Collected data
◆ ◆ ◆ ◆ ◆ ◆ ◆

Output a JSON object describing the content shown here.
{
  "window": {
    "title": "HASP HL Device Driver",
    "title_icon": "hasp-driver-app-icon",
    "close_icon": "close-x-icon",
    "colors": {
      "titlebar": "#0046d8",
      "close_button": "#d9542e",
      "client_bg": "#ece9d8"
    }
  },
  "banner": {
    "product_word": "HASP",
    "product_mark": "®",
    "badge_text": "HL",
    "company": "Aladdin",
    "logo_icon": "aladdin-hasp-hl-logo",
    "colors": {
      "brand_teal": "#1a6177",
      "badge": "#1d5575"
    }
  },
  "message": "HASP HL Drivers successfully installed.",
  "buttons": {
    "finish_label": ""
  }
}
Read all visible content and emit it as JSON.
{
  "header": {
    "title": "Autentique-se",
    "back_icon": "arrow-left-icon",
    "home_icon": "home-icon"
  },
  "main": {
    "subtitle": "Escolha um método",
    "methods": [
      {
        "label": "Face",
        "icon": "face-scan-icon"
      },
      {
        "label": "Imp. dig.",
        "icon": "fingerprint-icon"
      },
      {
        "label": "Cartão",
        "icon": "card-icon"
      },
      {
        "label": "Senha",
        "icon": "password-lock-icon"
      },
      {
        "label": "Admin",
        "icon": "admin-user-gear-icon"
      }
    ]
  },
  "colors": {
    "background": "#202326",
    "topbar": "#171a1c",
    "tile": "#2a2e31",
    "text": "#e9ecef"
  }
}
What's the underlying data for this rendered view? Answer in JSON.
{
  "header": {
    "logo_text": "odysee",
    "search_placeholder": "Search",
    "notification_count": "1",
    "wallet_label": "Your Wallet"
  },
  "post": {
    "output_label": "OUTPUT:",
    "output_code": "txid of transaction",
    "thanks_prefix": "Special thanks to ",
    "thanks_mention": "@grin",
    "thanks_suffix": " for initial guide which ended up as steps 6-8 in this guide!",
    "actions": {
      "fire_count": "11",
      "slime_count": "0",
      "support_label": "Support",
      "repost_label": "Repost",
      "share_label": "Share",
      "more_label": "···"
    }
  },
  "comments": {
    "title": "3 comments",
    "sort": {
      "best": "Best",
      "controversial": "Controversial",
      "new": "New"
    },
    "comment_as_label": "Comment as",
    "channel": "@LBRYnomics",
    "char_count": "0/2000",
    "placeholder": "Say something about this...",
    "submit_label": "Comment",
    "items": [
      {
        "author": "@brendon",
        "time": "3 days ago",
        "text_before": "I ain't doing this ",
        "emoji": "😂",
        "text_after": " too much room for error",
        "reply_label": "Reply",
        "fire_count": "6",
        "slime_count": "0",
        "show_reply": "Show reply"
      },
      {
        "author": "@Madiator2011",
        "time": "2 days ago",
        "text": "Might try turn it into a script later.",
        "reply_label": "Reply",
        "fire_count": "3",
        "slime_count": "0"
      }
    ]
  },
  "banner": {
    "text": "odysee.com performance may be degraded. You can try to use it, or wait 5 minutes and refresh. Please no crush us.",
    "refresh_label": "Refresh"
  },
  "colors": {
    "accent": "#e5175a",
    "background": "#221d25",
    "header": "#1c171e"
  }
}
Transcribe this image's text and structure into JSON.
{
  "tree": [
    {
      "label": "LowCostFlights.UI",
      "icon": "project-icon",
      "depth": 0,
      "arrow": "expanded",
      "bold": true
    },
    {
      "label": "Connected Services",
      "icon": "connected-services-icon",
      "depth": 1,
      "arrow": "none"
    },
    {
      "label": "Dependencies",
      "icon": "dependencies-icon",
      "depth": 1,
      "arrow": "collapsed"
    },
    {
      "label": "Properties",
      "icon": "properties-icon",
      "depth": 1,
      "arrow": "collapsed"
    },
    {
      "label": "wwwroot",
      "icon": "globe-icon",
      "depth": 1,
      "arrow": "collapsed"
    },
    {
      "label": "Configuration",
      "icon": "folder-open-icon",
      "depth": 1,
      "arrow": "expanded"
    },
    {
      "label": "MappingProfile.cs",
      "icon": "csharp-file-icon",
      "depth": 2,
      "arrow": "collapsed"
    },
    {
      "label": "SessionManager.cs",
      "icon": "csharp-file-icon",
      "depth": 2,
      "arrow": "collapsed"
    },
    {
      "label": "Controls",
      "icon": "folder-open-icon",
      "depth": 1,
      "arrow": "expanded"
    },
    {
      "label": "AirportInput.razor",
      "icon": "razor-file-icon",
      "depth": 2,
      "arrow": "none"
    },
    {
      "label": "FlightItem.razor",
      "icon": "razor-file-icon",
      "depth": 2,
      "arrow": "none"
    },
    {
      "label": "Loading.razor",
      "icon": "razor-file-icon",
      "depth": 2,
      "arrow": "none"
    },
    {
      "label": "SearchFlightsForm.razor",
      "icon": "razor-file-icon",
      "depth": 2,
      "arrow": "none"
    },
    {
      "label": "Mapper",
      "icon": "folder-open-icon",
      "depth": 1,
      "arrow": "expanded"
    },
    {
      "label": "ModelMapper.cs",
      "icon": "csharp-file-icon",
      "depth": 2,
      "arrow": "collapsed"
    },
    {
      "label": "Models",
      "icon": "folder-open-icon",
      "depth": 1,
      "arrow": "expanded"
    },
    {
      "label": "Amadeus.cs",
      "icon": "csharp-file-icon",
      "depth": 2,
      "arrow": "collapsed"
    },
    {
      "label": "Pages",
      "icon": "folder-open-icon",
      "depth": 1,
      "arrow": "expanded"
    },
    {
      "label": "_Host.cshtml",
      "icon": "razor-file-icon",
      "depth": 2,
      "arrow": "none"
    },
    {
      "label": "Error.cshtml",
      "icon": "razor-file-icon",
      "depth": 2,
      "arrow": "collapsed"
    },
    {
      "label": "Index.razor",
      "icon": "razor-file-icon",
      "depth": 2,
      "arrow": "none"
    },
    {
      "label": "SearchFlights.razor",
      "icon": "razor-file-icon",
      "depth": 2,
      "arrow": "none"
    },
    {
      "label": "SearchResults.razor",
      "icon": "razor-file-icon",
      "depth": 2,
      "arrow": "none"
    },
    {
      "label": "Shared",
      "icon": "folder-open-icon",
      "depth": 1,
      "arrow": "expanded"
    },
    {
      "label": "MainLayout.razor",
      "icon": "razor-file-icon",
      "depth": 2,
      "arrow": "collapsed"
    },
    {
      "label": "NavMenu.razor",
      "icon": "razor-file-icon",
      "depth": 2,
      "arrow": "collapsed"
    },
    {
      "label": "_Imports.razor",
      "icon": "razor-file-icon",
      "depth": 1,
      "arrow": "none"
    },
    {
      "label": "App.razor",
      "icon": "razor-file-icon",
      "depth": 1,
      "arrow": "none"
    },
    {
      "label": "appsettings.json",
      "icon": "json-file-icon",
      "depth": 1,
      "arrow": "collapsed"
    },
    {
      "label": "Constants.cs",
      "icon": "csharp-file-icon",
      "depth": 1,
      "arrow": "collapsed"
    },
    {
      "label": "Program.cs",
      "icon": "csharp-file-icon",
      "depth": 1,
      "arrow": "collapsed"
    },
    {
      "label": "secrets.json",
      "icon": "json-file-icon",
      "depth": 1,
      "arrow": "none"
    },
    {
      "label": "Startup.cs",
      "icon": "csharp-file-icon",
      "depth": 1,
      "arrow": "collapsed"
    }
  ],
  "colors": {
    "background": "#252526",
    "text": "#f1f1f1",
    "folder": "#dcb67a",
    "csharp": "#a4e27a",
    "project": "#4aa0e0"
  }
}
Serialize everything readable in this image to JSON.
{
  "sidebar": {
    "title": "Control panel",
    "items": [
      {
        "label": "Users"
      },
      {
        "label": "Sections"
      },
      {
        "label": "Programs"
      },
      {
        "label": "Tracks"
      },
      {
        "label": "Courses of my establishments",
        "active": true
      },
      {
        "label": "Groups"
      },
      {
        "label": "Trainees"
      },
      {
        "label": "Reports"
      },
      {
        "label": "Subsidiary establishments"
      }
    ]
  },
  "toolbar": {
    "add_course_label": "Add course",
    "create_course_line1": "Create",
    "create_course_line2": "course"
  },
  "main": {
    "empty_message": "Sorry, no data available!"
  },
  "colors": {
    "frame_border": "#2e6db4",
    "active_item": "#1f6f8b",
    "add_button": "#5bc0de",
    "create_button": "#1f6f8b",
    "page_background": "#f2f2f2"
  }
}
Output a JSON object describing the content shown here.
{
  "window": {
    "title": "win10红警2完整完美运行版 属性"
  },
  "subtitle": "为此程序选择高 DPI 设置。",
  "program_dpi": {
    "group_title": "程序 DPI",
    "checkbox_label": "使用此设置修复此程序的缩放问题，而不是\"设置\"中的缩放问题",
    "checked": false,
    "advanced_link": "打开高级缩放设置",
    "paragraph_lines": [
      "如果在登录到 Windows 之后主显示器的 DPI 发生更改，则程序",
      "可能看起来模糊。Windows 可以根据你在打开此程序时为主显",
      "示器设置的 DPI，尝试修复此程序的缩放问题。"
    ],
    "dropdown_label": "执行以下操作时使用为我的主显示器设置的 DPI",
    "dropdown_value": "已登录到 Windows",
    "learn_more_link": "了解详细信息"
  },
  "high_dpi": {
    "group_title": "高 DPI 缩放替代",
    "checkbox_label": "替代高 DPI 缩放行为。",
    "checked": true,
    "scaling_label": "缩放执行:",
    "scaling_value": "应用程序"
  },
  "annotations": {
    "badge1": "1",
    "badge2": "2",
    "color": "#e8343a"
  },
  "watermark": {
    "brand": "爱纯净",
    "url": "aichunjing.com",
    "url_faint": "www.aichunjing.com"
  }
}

◆ ◆ ◆ ◆ ◆ ◆ ◆

— TASK —
Scan the records above for the string "Windows", then report every line that contains it.

— EXERCISE SOLUTION —
      "如果在登录到 Windows 之后主显示器的 DPI 发生更改，则程序",
      "可能看起来模糊。Windows 可以根据你在打开此程序时为主显",
    "dropdown_value": "已登录到 Windows",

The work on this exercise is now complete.